» **Stated exercise**: Leave every picture out and write out the records below exactly.

» **Data**:
--------------------------------
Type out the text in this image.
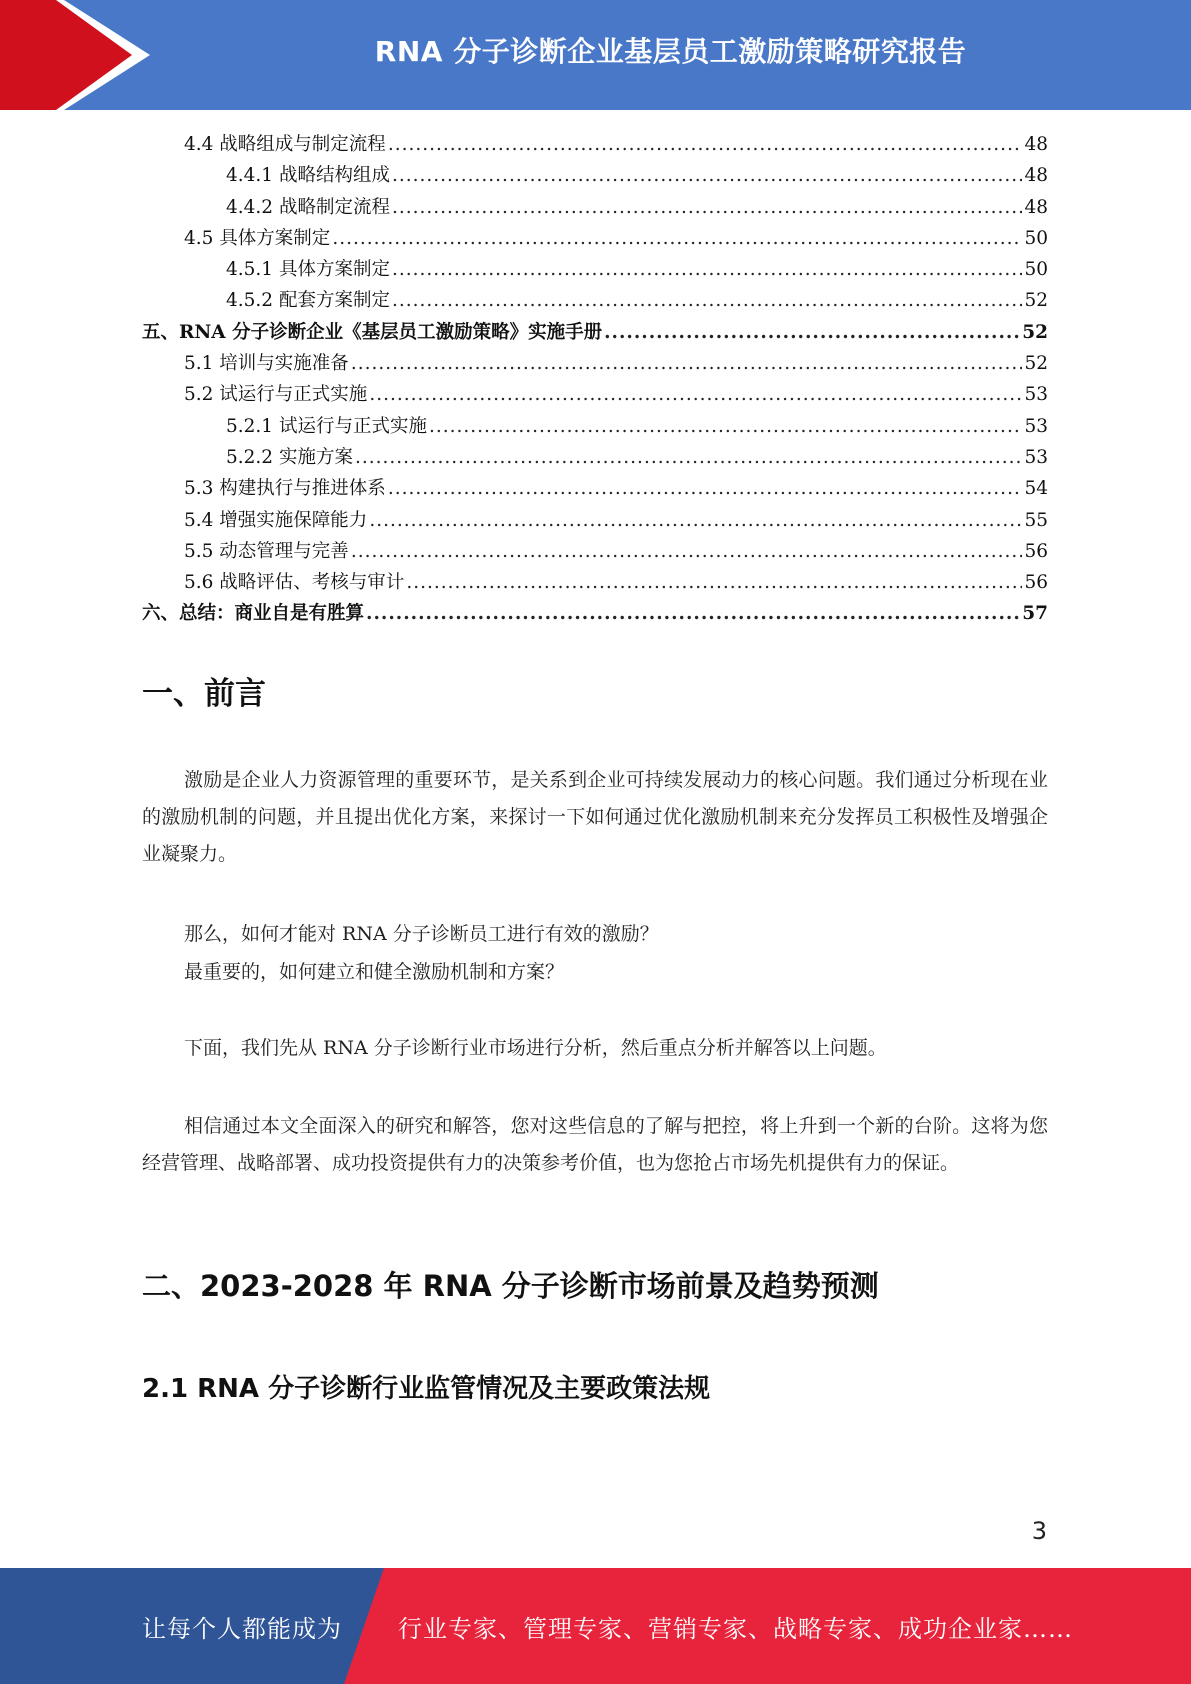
RNA 分子诊断企业基层员工激励策略研究报告
4.4 战略组成与制定流程 .....	48
4.4.1 战略结构组成 .....	48
4.4.2 战略制定流程 .....	48
4.5 具体方案制定 .....	50
4.5.1 具体方案制定 .....	50
4.5.2 配套方案制定 .....	52
五、RNA 分子诊断企业《基层员工激励策略》实施手册 .....	52
5.1 培训与实施准备 .....	52
5.2 试运行与正式实施 .....	53
5.2.1 试运行与正式实施 .....	53
5.2.2 实施方案 .....	53
5.3 构建执行与推进体系 .....	54
5.4 增强实施保障能力 .....	55
5.5 动态管理与完善 .....	56
5.6 战略评估、考核与审计 .....	56
六、总结：商业自是有胜算 .....	57
一、前言

激励是企业人力资源管理的重要环节，是关系到企业可持续发展动力的核心问题。我们通过分析现在业的激励机制的问题，并且提出优化方案，来探讨一下如何通过优化激励机制来充分发挥员工积极性及增强企业凝聚力。

那么，如何才能对 RNA 分子诊断员工进行有效的激励？
最重要的，如何建立和健全激励机制和方案？
下面，我们先从 RNA 分子诊断行业市场进行分析，然后重点分析并解答以上问题。

相信通过本文全面深入的研究和解答，您对这些信息的了解与把控，将上升到一个新的台阶。这将为您经营管理、战略部署、成功投资提供有力的决策参考价值，也为您抢占市场先机提供有力的保证。

二、2023-2028 年 RNA 分子诊断市场前景及趋势预测
2.1 RNA 分子诊断行业监管情况及主要政策法规
3
让每个人都能成为 行业专家、管理专家、营销专家、战略专家、成功企业家……
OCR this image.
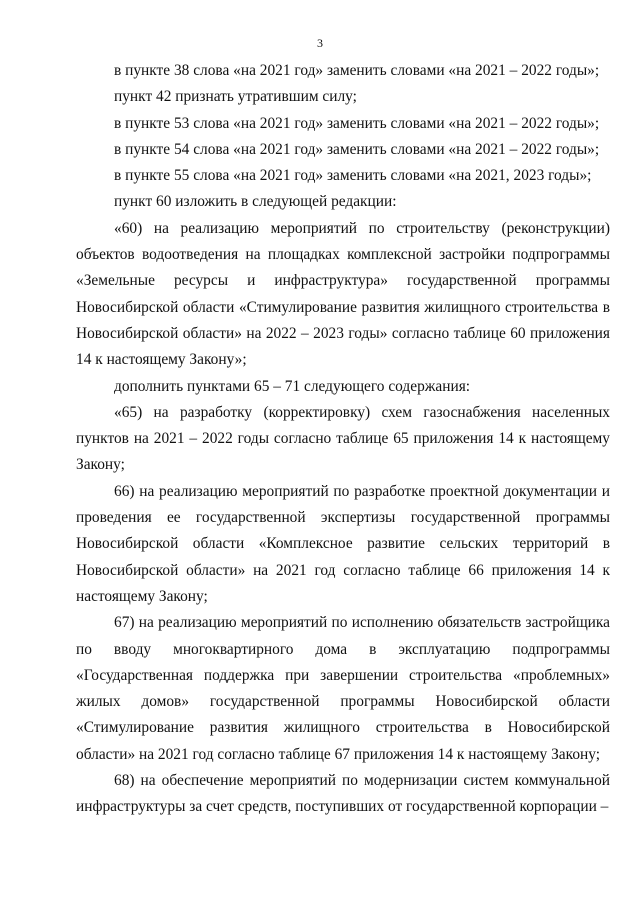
3

в пункте 38 слова «на 2021 год» заменить словами «на 2021 – 2022 годы»;

пункт 42 признать утратившим силу;

в пункте 53 слова «на 2021 год» заменить словами «на 2021 – 2022 годы»;

в пункте 54 слова «на 2021 год» заменить словами «на 2021 – 2022 годы»;

в пункте 55 слова «на 2021 год» заменить словами «на 2021, 2023 годы»;

пункт 60 изложить в следующей редакции:

«60) на реализацию мероприятий по строительству (реконструкции) объектов водоотведения на площадках комплексной застройки подпрограммы «Земельные ресурсы и инфраструктура» государственной программы Новосибирской области «Стимулирование развития жилищного строительства в Новосибирской области» на 2022 – 2023 годы» согласно таблице 60 приложения 14 к настоящему Закону»;

дополнить пунктами 65 – 71 следующего содержания:

«65) на разработку (корректировку) схем газоснабжения населенных пунктов на 2021 – 2022 годы согласно таблице 65 приложения 14 к настоящему Закону;

66) на реализацию мероприятий по разработке проектной документации и проведения ее государственной экспертизы государственной программы Новосибирской области «Комплексное развитие сельских территорий в Новосибирской области» на 2021 год согласно таблице 66 приложения 14 к настоящему Закону;

67) на реализацию мероприятий по исполнению обязательств застройщика по вводу многоквартирного дома в эксплуатацию подпрограммы «Государственная поддержка при завершении строительства «проблемных» жилых домов» государственной программы Новосибирской области «Стимулирование развития жилищного строительства в Новосибирской области» на 2021 год согласно таблице 67 приложения 14 к настоящему Закону;

68) на обеспечение мероприятий по модернизации систем коммунальной инфраструктуры за счет средств, поступивших от государственной корпорации –
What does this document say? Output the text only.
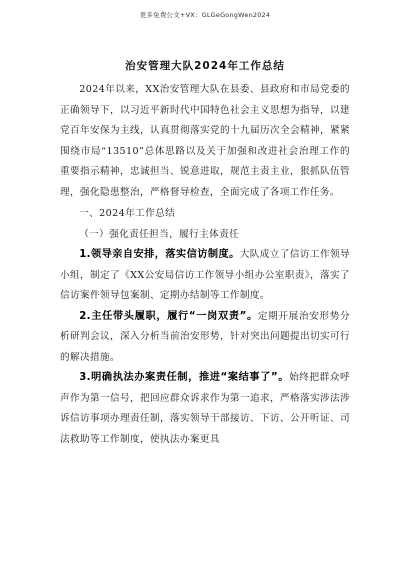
更多免费公文+VX：GLGeGongWen2024
治安管理大队2024年工作总结

2024年以来，XX治安管理大队在县委、县政府和市局党委的正确领导下，以习近平新时代中国特色社会主义思想为指导，以建党百年安保为主线，认真贯彻落实党的十九届历次全会精神，紧紧围绕市局“13510”总体思路以及关于加强和改进社会治理工作的重要指示精神，忠诚担当、锐意进取，规范主责主业，狠抓队伍管理，强化隐患整治，严格督导检查，全面完成了各项工作任务。

一、2024年工作总结

（一）强化责任担当，履行主体责任

1.领导亲自安排，落实信访制度。大队成立了信访工作领导小组，制定了《XX公安局信访工作领导小组办公室职责》，落实了信访案件领导包案制、定期办结制等工作制度。

2.主任带头履职，履行“一岗双责”。定期开展治安形势分析研判会议，深入分析当前治安形势，针对突出问题提出切实可行的解决措施。

3.明确执法办案责任制，推进“案结事了”。始终把群众呼声作为第一信号，把回应群众诉求作为第一追求，严格落实涉法涉诉信访事项办理责任制，落实领导干部接访、下访、公开听证、司法救助等工作制度，使执法办案更具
--------------------------------
» **Answer to the problem**:
Type out the text in this image.
RNA 分子诊断企业基层员工激励策略研究报告
4.4 战略组成与制定流程 .....	48
4.4.1 战略结构组成 .....	48
4.4.2 战略制定流程 .....	48
4.5 具体方案制定 .....	50
4.5.1 具体方案制定 .....	50
4.5.2 配套方案制定 .....	52
五、RNA 分子诊断企业《基层员工激励策略》实施手册 .....	52
5.1 培训与实施准备 .....	52
5.2 试运行与正式实施 .....	53
5.2.1 试运行与正式实施 .....	53
5.2.2 实施方案 .....	53
5.3 构建执行与推进体系 .....	54
5.4 增强实施保障能力 .....	55
5.5 动态管理与完善 .....	56
5.6 战略评估、考核与审计 .....	56
六、总结：商业自是有胜算 .....	57
一、前言

激励是企业人力资源管理的重要环节，是关系到企业可持续发展动力的核心问题。我们通过分析现在业的激励机制的问题，并且提出优化方案，来探讨一下如何通过优化激励机制来充分发挥员工积极性及增强企业凝聚力。

那么，如何才能对 RNA 分子诊断员工进行有效的激励？
最重要的，如何建立和健全激励机制和方案？
下面，我们先从 RNA 分子诊断行业市场进行分析，然后重点分析并解答以上问题。

相信通过本文全面深入的研究和解答，您对这些信息的了解与把控，将上升到一个新的台阶。这将为您经营管理、战略部署、成功投资提供有力的决策参考价值，也为您抢占市场先机提供有力的保证。

二、2023-2028 年 RNA 分子诊断市场前景及趋势预测
2.1 RNA 分子诊断行业监管情况及主要政策法规
3
让每个人都能成为 行业专家、管理专家、营销专家、战略专家、成功企业家……
OCR this image.
3

в пункте 38 слова «на 2021 год» заменить словами «на 2021 – 2022 годы»;

пункт 42 признать утратившим силу;

в пункте 53 слова «на 2021 год» заменить словами «на 2021 – 2022 годы»;

в пункте 54 слова «на 2021 год» заменить словами «на 2021 – 2022 годы»;

в пункте 55 слова «на 2021 год» заменить словами «на 2021, 2023 годы»;

пункт 60 изложить в следующей редакции:

«60) на реализацию мероприятий по строительству (реконструкции) объектов водоотведения на площадках комплексной застройки подпрограммы «Земельные ресурсы и инфраструктура» государственной программы Новосибирской области «Стимулирование развития жилищного строительства в Новосибирской области» на 2022 – 2023 годы» согласно таблице 60 приложения 14 к настоящему Закону»;

дополнить пунктами 65 – 71 следующего содержания:

«65) на разработку (корректировку) схем газоснабжения населенных пунктов на 2021 – 2022 годы согласно таблице 65 приложения 14 к настоящему Закону;

66) на реализацию мероприятий по разработке проектной документации и проведения ее государственной экспертизы государственной программы Новосибирской области «Комплексное развитие сельских территорий в Новосибирской области» на 2021 год согласно таблице 66 приложения 14 к настоящему Закону;

67) на реализацию мероприятий по исполнению обязательств застройщика по вводу многоквартирного дома в эксплуатацию подпрограммы «Государственная поддержка при завершении строительства «проблемных» жилых домов» государственной программы Новосибирской области «Стимулирование развития жилищного строительства в Новосибирской области» на 2021 год согласно таблице 67 приложения 14 к настоящему Закону;

68) на обеспечение мероприятий по модернизации систем коммунальной инфраструктуры за счет средств, поступивших от государственной корпорации –
What does this document say? Output the text only.
更多免费公文+VX：GLGeGongWen2024
治安管理大队2024年工作总结

2024年以来，XX治安管理大队在县委、县政府和市局党委的正确领导下，以习近平新时代中国特色社会主义思想为指导，以建党百年安保为主线，认真贯彻落实党的十九届历次全会精神，紧紧围绕市局“13510”总体思路以及关于加强和改进社会治理工作的重要指示精神，忠诚担当、锐意进取，规范主责主业，狠抓队伍管理，强化隐患整治，严格督导检查，全面完成了各项工作任务。

一、2024年工作总结

（一）强化责任担当，履行主体责任

1.领导亲自安排，落实信访制度。大队成立了信访工作领导小组，制定了《XX公安局信访工作领导小组办公室职责》，落实了信访案件领导包案制、定期办结制等工作制度。

2.主任带头履职，履行“一岗双责”。定期开展治安形势分析研判会议，深入分析当前治安形势，针对突出问题提出切实可行的解决措施。

3.明确执法办案责任制，推进“案结事了”。始终把群众呼声作为第一信号，把回应群众诉求作为第一追求，严格落实涉法涉诉信访事项办理责任制，落实领导干部接访、下访、公开听证、司法救助等工作制度，使执法办案更具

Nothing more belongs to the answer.